> PROBLEM STATEMENT: Return every line of the data below word for word, but leave out the pictures.

> MATERIAL PROVIDED:

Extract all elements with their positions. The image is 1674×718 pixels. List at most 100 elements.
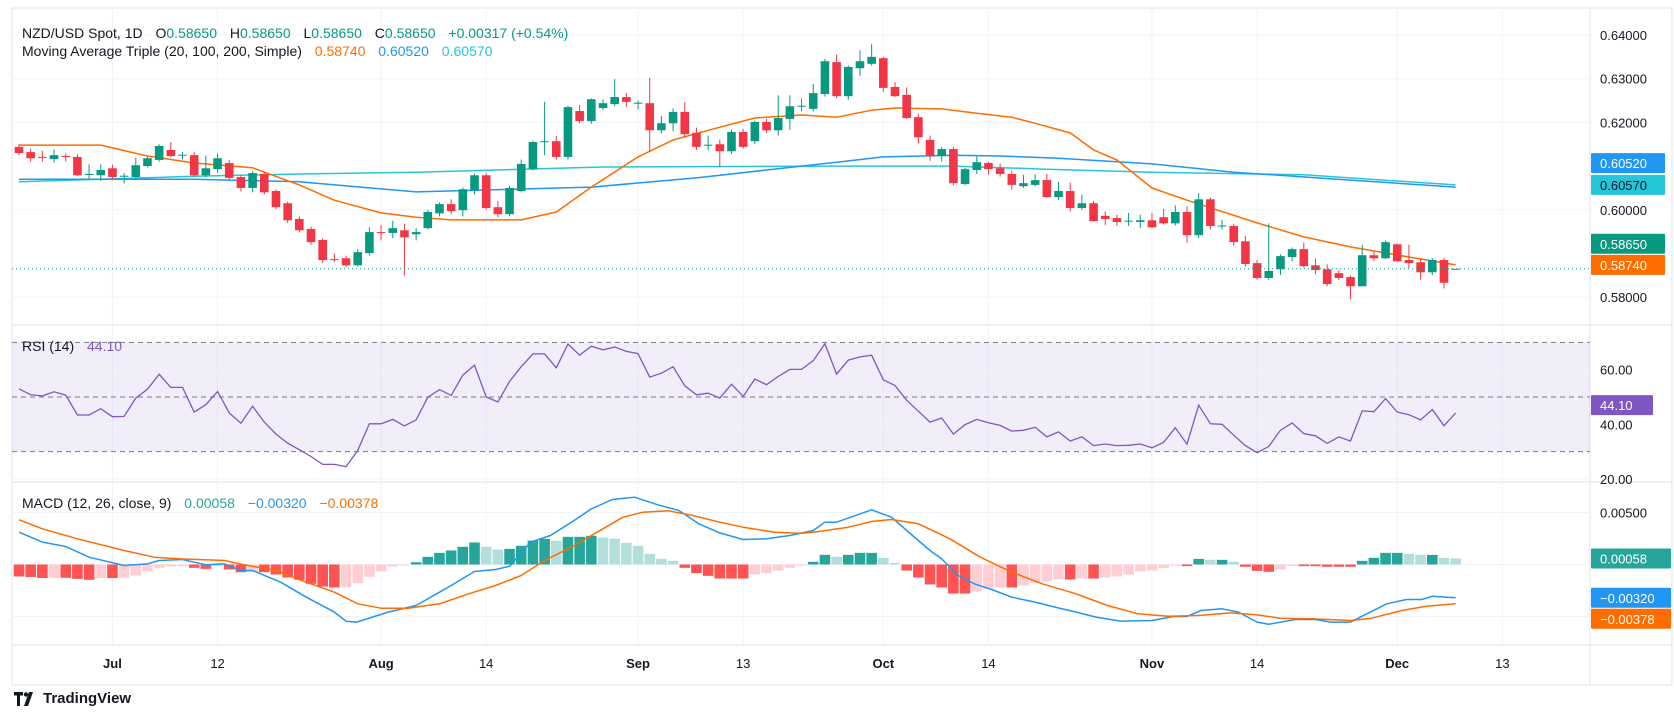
candle-body bbox=[551, 141, 561, 157]
candle bbox=[376, 225, 386, 241]
ma200-value: 0.60570 bbox=[441, 43, 493, 59]
macd-histogram-bar bbox=[247, 564, 258, 572]
candle bbox=[458, 187, 468, 217]
price-label: 0.58740 bbox=[1591, 254, 1665, 275]
rsi-line bbox=[18, 342, 1457, 468]
candle bbox=[61, 153, 71, 162]
tradingview-logo[interactable]: TradingView bbox=[14, 690, 131, 707]
candle bbox=[1287, 247, 1297, 262]
macd-histogram-bar bbox=[1345, 564, 1356, 567]
candle bbox=[295, 216, 304, 233]
candle bbox=[1346, 275, 1355, 300]
macd-value-label-text: −0.00320 bbox=[1600, 591, 1655, 606]
candle bbox=[481, 173, 491, 210]
candle-body bbox=[61, 156, 71, 158]
price-label-text: 0.60520 bbox=[1600, 156, 1647, 171]
candle-body bbox=[692, 132, 701, 147]
macd-histogram-bar bbox=[72, 564, 83, 579]
candle-body bbox=[516, 163, 526, 192]
candle bbox=[1264, 223, 1274, 280]
candle bbox=[1416, 259, 1425, 280]
macd-histogram-bar bbox=[37, 564, 48, 579]
ma20-value: 0.58740 bbox=[314, 43, 366, 59]
candle bbox=[1299, 242, 1309, 268]
candle-body bbox=[972, 162, 982, 171]
x-tick-label: 13 bbox=[736, 656, 750, 671]
macd-histogram-bar bbox=[586, 535, 597, 565]
macd-histogram-bar bbox=[819, 554, 831, 565]
candle bbox=[131, 157, 141, 179]
candle-body bbox=[563, 107, 573, 157]
tradingview-logo-icon bbox=[14, 691, 33, 706]
x-tick-label: 12 bbox=[210, 656, 224, 671]
candle bbox=[1112, 214, 1122, 226]
tradingview-brand: TradingView bbox=[43, 690, 132, 707]
candle bbox=[785, 95, 795, 130]
price-tick-label: 0.60000 bbox=[1600, 203, 1647, 218]
candle bbox=[189, 151, 199, 177]
candle-body bbox=[131, 165, 141, 178]
macd-histogram-bar bbox=[866, 552, 877, 565]
price-label: 0.60520 bbox=[1591, 153, 1665, 174]
price-label-bg bbox=[1591, 174, 1665, 195]
candle-body bbox=[657, 123, 666, 131]
macd-histogram-bar bbox=[609, 538, 620, 565]
candle-body bbox=[1159, 217, 1168, 224]
candle bbox=[1381, 240, 1390, 260]
candle-body bbox=[622, 97, 631, 102]
macd-histogram-bar bbox=[948, 564, 959, 594]
candle-body bbox=[481, 175, 491, 209]
macd-histogram-bar bbox=[95, 564, 107, 579]
macd-histogram-bar bbox=[1321, 564, 1333, 567]
macd-histogram-bar bbox=[1029, 564, 1041, 583]
ma100-line bbox=[19, 154, 1456, 193]
candle bbox=[1276, 254, 1285, 275]
macd-histogram-bar bbox=[212, 564, 223, 567]
x-tick-label: 14 bbox=[1250, 656, 1264, 671]
candle-body bbox=[1147, 220, 1157, 228]
rsi-legend[interactable]: RSI (14) 44.10 bbox=[22, 337, 122, 355]
macd-histogram-bar bbox=[1088, 564, 1099, 579]
candle-body bbox=[224, 163, 234, 178]
macd-histogram-bar bbox=[831, 556, 842, 565]
macd-histogram-bar bbox=[971, 564, 983, 592]
candle-body bbox=[1241, 241, 1250, 264]
candle-body bbox=[14, 146, 24, 153]
candle bbox=[528, 140, 538, 171]
candle-body bbox=[38, 156, 47, 158]
price-tick-label: 0.63000 bbox=[1600, 72, 1647, 87]
macd-histogram-bar bbox=[1134, 564, 1146, 572]
candle-body bbox=[154, 145, 164, 160]
candle-body bbox=[727, 132, 736, 152]
candle bbox=[808, 83, 818, 112]
ma-legend[interactable]: Moving Average Triple (20, 100, 200, Sim… bbox=[22, 42, 492, 60]
candle bbox=[972, 156, 982, 174]
candle bbox=[1427, 257, 1437, 275]
candle-body bbox=[1334, 273, 1344, 278]
macd-histogram-bar bbox=[1438, 557, 1450, 565]
candle bbox=[73, 154, 82, 177]
macd-histogram-bar bbox=[691, 564, 702, 574]
candle-body bbox=[1100, 215, 1110, 219]
candle bbox=[1054, 181, 1063, 201]
candle bbox=[1147, 212, 1157, 229]
macd-histogram-bar bbox=[1240, 564, 1251, 567]
candle bbox=[540, 101, 549, 156]
candle bbox=[353, 249, 363, 267]
candle bbox=[1357, 244, 1367, 287]
macd-histogram-bar bbox=[1064, 564, 1076, 580]
candle bbox=[213, 153, 222, 173]
candle bbox=[551, 135, 561, 160]
candle bbox=[610, 79, 619, 107]
macd-histogram-bar bbox=[913, 564, 924, 578]
candle bbox=[224, 159, 234, 181]
macd-legend[interactable]: MACD (12, 26, close, 9) 0.00058 −0.00320… bbox=[22, 494, 378, 512]
ma20-line bbox=[19, 107, 1456, 266]
macd-histogram-bar bbox=[13, 564, 25, 577]
macd-histogram-bar bbox=[223, 564, 235, 570]
candle-body bbox=[645, 103, 655, 131]
macd-histogram-bar bbox=[1076, 564, 1088, 579]
candle bbox=[937, 146, 947, 162]
candle bbox=[1194, 193, 1203, 239]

> TASK RESPONSE:
Extract all elements with their positions. The image is 1674×718 pixels. List at most 100 elements.
candle-body bbox=[551, 141, 561, 157]
candle bbox=[376, 225, 386, 241]
ma200-value: 0.60570 bbox=[441, 43, 493, 59]
macd-histogram-bar bbox=[247, 564, 258, 572]
candle bbox=[458, 187, 468, 217]
price-label: 0.58740 bbox=[1591, 254, 1665, 275]
rsi-line bbox=[18, 342, 1457, 468]
candle bbox=[61, 153, 71, 162]
tradingview-logo[interactable]: TradingView bbox=[14, 690, 131, 707]
candle bbox=[1287, 247, 1297, 262]
macd-histogram-bar bbox=[1345, 564, 1356, 567]
candle bbox=[295, 216, 304, 233]
candle bbox=[1346, 275, 1355, 300]
macd-value-label-text: −0.00320 bbox=[1600, 591, 1655, 606]
candle bbox=[481, 173, 491, 210]
candle-body bbox=[61, 156, 71, 158]
price-label-text: 0.60520 bbox=[1600, 156, 1647, 171]
candle-body bbox=[692, 132, 701, 147]
macd-histogram-bar bbox=[72, 564, 83, 579]
candle-body bbox=[516, 163, 526, 192]
candle bbox=[1264, 223, 1274, 280]
candle bbox=[1416, 259, 1425, 280]
macd-histogram-bar bbox=[37, 564, 48, 579]
ma20-value: 0.58740 bbox=[314, 43, 366, 59]
candle bbox=[1299, 242, 1309, 268]
candle-body bbox=[972, 162, 982, 171]
x-tick-label: 13 bbox=[736, 656, 750, 671]
macd-histogram-bar bbox=[586, 535, 597, 565]
macd-histogram-bar bbox=[819, 554, 831, 565]
candle bbox=[131, 157, 141, 179]
candle-body bbox=[563, 107, 573, 157]
tradingview-logo-icon bbox=[14, 691, 33, 706]
x-tick-label: 12 bbox=[210, 656, 224, 671]
candle bbox=[1112, 214, 1122, 226]
tradingview-brand: TradingView bbox=[43, 690, 132, 707]
candle bbox=[785, 95, 795, 130]
price-tick-label: 0.60000 bbox=[1600, 203, 1647, 218]
candle bbox=[189, 151, 199, 177]
candle-body bbox=[131, 165, 141, 178]
macd-histogram-bar bbox=[866, 552, 877, 565]
price-label: 0.60520 bbox=[1591, 153, 1665, 174]
price-label-bg bbox=[1591, 174, 1665, 195]
candle-body bbox=[657, 123, 666, 131]
macd-histogram-bar bbox=[609, 538, 620, 565]
candle-body bbox=[1159, 217, 1168, 224]
candle bbox=[1381, 240, 1390, 260]
candle-body bbox=[622, 97, 631, 102]
macd-histogram-bar bbox=[948, 564, 959, 594]
candle-body bbox=[481, 175, 491, 209]
macd-histogram-bar bbox=[95, 564, 107, 579]
macd-histogram-bar bbox=[1321, 564, 1333, 567]
macd-histogram-bar bbox=[1029, 564, 1041, 583]
ma100-line bbox=[19, 154, 1456, 193]
candle bbox=[1276, 254, 1285, 275]
macd-histogram-bar bbox=[212, 564, 223, 567]
x-tick-label: 14 bbox=[1250, 656, 1264, 671]
candle-body bbox=[1147, 220, 1157, 228]
rsi-legend[interactable]: RSI (14) 44.10 bbox=[22, 337, 122, 355]
macd-histogram-bar bbox=[1088, 564, 1099, 579]
candle-body bbox=[224, 163, 234, 178]
macd-histogram-bar bbox=[831, 556, 842, 565]
macd-histogram-bar bbox=[971, 564, 983, 592]
candle-body bbox=[1241, 241, 1250, 264]
candle-body bbox=[14, 146, 24, 153]
candle bbox=[528, 140, 538, 171]
candle-body bbox=[38, 156, 47, 158]
price-tick-label: 0.63000 bbox=[1600, 72, 1647, 87]
macd-histogram-bar bbox=[1134, 564, 1146, 572]
candle-body bbox=[154, 145, 164, 160]
candle-body bbox=[727, 132, 736, 152]
candle bbox=[808, 83, 818, 112]
ma-legend[interactable]: Moving Average Triple (20, 100, 200, Sim… bbox=[22, 42, 492, 60]
candle bbox=[972, 156, 982, 174]
candle bbox=[1427, 257, 1437, 275]
candle-body bbox=[1334, 273, 1344, 278]
macd-histogram-bar bbox=[1438, 557, 1450, 565]
candle bbox=[73, 154, 82, 177]
macd-histogram-bar bbox=[691, 564, 702, 574]
candle-body bbox=[1100, 215, 1110, 219]
candle bbox=[1054, 181, 1063, 201]
candle bbox=[1147, 212, 1157, 229]
macd-histogram-bar bbox=[1240, 564, 1251, 567]
candle bbox=[540, 101, 549, 156]
candle bbox=[353, 249, 363, 267]
candle bbox=[1357, 244, 1367, 287]
macd-histogram-bar bbox=[1064, 564, 1076, 580]
candle bbox=[213, 153, 222, 173]
candle bbox=[551, 135, 561, 160]
candle bbox=[610, 79, 619, 107]
macd-histogram-bar bbox=[913, 564, 924, 578]
candle bbox=[224, 159, 234, 181]
macd-legend[interactable]: MACD (12, 26, close, 9) 0.00058 −0.00320… bbox=[22, 494, 378, 512]
ma20-line bbox=[19, 107, 1456, 266]
macd-histogram-bar bbox=[13, 564, 25, 577]
macd-histogram-bar bbox=[223, 564, 235, 570]
candle-body bbox=[645, 103, 655, 131]
macd-histogram-bar bbox=[1076, 564, 1088, 579]
candle bbox=[937, 146, 947, 162]
candle bbox=[1194, 193, 1203, 239]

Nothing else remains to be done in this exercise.